==== DATASET

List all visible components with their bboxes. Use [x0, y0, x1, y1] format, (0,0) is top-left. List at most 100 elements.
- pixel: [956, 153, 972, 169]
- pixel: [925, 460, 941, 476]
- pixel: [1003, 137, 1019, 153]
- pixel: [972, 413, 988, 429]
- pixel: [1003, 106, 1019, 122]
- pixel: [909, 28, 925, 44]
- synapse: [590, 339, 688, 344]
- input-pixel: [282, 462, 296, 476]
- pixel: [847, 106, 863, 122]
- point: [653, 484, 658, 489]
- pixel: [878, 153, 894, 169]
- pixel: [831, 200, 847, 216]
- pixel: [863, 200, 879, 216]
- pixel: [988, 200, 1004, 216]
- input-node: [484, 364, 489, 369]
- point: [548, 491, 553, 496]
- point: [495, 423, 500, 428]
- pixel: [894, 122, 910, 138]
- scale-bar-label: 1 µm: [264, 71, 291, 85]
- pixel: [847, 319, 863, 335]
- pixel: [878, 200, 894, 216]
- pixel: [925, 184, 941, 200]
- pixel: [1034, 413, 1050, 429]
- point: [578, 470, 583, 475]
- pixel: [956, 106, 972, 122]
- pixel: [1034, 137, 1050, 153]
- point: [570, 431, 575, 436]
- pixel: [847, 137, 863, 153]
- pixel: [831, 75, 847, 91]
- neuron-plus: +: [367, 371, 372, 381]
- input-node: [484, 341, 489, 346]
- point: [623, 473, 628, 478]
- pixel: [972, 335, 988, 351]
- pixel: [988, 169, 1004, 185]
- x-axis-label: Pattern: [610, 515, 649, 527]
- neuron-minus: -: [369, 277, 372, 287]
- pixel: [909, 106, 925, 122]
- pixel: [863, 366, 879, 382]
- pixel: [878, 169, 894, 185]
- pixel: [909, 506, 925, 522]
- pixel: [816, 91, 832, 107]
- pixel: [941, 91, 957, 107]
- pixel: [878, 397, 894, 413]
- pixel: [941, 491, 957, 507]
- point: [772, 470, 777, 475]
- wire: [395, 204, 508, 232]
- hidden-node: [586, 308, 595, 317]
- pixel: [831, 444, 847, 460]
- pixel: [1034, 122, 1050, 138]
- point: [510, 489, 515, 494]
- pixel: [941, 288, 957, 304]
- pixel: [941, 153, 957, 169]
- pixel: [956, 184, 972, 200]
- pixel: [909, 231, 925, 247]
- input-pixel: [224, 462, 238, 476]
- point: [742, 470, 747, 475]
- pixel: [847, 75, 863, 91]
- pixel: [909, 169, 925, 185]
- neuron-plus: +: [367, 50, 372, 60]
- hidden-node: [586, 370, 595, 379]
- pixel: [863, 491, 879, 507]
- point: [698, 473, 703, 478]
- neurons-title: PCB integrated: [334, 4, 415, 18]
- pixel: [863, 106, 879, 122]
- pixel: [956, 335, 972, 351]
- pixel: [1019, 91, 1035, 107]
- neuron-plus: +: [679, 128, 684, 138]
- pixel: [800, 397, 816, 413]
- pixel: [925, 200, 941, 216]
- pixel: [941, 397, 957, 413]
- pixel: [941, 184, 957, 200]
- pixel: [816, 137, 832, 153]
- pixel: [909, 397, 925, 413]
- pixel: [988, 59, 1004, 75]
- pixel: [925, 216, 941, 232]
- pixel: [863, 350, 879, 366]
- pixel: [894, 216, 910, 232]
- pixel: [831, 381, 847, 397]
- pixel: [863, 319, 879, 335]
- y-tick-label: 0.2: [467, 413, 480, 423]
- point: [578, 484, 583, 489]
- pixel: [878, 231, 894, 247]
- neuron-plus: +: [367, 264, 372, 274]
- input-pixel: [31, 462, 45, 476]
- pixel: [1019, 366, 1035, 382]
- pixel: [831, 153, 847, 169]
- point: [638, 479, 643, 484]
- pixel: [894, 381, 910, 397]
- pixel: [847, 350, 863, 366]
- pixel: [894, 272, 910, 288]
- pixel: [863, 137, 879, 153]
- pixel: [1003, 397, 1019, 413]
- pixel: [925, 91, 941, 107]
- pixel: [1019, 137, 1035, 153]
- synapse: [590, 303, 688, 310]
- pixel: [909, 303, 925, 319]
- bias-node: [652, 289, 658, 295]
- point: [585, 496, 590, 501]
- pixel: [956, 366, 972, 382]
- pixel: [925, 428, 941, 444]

========

WORK INSTRUCTIONS:
Convert every line of the data above into a JSON list of strings, one string per line, leaving out any blank lines.

OUTPUT FOR THIS TASK:
[
  "List all visible components with their bboxes. Use [x0, y0, x1, y1] format, (0,0) is top-left. List at most 100 elements.",
  "- pixel: [956, 153, 972, 169]",
  "- pixel: [925, 460, 941, 476]",
  "- pixel: [1003, 137, 1019, 153]",
  "- pixel: [972, 413, 988, 429]",
  "- pixel: [1003, 106, 1019, 122]",
  "- pixel: [909, 28, 925, 44]",
  "- synapse: [590, 339, 688, 344]",
  "- input-pixel: [282, 462, 296, 476]",
  "- pixel: [847, 106, 863, 122]",
  "- point: [653, 484, 658, 489]",
  "- pixel: [878, 153, 894, 169]",
  "- pixel: [831, 200, 847, 216]",
  "- pixel: [863, 200, 879, 216]",
  "- pixel: [988, 200, 1004, 216]",
  "- input-node: [484, 364, 489, 369]",
  "- point: [548, 491, 553, 496]",
  "- point: [495, 423, 500, 428]",
  "- pixel: [894, 122, 910, 138]",
  "- scale-bar-label: 1 µm: [264, 71, 291, 85]",
  "- pixel: [847, 319, 863, 335]",
  "- pixel: [878, 200, 894, 216]",
  "- pixel: [925, 184, 941, 200]",
  "- pixel: [1034, 413, 1050, 429]",
  "- point: [578, 470, 583, 475]",
  "- pixel: [956, 106, 972, 122]",
  "- pixel: [1034, 137, 1050, 153]",
  "- point: [570, 431, 575, 436]",
  "- pixel: [847, 137, 863, 153]",
  "- pixel: [831, 75, 847, 91]",
  "- neuron-plus: +: [367, 371, 372, 381]",
  "- input-node: [484, 341, 489, 346]",
  "- point: [623, 473, 628, 478]",
  "- pixel: [972, 335, 988, 351]",
  "- pixel: [988, 169, 1004, 185]",
  "- x-axis-label: Pattern: [610, 515, 649, 527]",
  "- neuron-minus: -: [369, 277, 372, 287]",
  "- pixel: [909, 106, 925, 122]",
  "- pixel: [863, 366, 879, 382]",
  "- pixel: [878, 169, 894, 185]",
  "- pixel: [909, 506, 925, 522]",
  "- pixel: [816, 91, 832, 107]",
  "- pixel: [941, 91, 957, 107]",
  "- pixel: [878, 397, 894, 413]",
  "- pixel: [941, 491, 957, 507]",
  "- point: [772, 470, 777, 475]",
  "- wire: [395, 204, 508, 232]",
  "- hidden-node: [586, 308, 595, 317]",
  "- pixel: [831, 444, 847, 460]",
  "- pixel: [1034, 122, 1050, 138]",
  "- point: [510, 489, 515, 494]",
  "- pixel: [941, 288, 957, 304]",
  "- pixel: [941, 153, 957, 169]",
  "- pixel: [956, 184, 972, 200]",
  "- pixel: [909, 231, 925, 247]",
  "- input-pixel: [224, 462, 238, 476]",
  "- point: [742, 470, 747, 475]",
  "- pixel: [847, 75, 863, 91]",
  "- pixel: [909, 169, 925, 185]",
  "- neuron-plus: +: [367, 50, 372, 60]",
  "- hidden-node: [586, 370, 595, 379]",
  "- pixel: [863, 491, 879, 507]",
  "- point: [698, 473, 703, 478]",
  "- neurons-title: PCB integrated: [334, 4, 415, 18]",
  "- pixel: [863, 106, 879, 122]",
  "- pixel: [956, 335, 972, 351]",
  "- pixel: [1019, 91, 1035, 107]",
  "- neuron-plus: +: [679, 128, 684, 138]",
  "- pixel: [800, 397, 816, 413]",
  "- pixel: [925, 200, 941, 216]",
  "- pixel: [941, 397, 957, 413]",
  "- pixel: [941, 184, 957, 200]",
  "- pixel: [816, 137, 832, 153]",
  "- pixel: [909, 397, 925, 413]",
  "- pixel: [988, 59, 1004, 75]",
  "- pixel: [925, 216, 941, 232]",
  "- pixel: [863, 350, 879, 366]",
  "- pixel: [894, 216, 910, 232]",
  "- pixel: [831, 381, 847, 397]",
  "- pixel: [863, 319, 879, 335]",
  "- y-tick-label: 0.2: [467, 413, 480, 423]",
  "- point: [578, 484, 583, 489]",
  "- pixel: [878, 231, 894, 247]",
  "- neuron-plus: +: [367, 264, 372, 274]",
  "- input-pixel: [31, 462, 45, 476]",
  "- pixel: [1019, 366, 1035, 382]",
  "- pixel: [831, 153, 847, 169]",
  "- point: [638, 479, 643, 484]",
  "- pixel: [894, 381, 910, 397]",
  "- pixel: [847, 350, 863, 366]",
  "- pixel: [894, 272, 910, 288]",
  "- pixel: [863, 137, 879, 153]",
  "- pixel: [1003, 397, 1019, 413]",
  "- pixel: [925, 91, 941, 107]",
  "- pixel: [1019, 137, 1035, 153]",
  "- synapse: [590, 303, 688, 310]",
  "- pixel: [909, 303, 925, 319]",
  "- bias-node: [652, 289, 658, 295]",
  "- point: [585, 496, 590, 501]",
  "- pixel: [956, 366, 972, 382]",
  "- pixel: [925, 428, 941, 444]"
]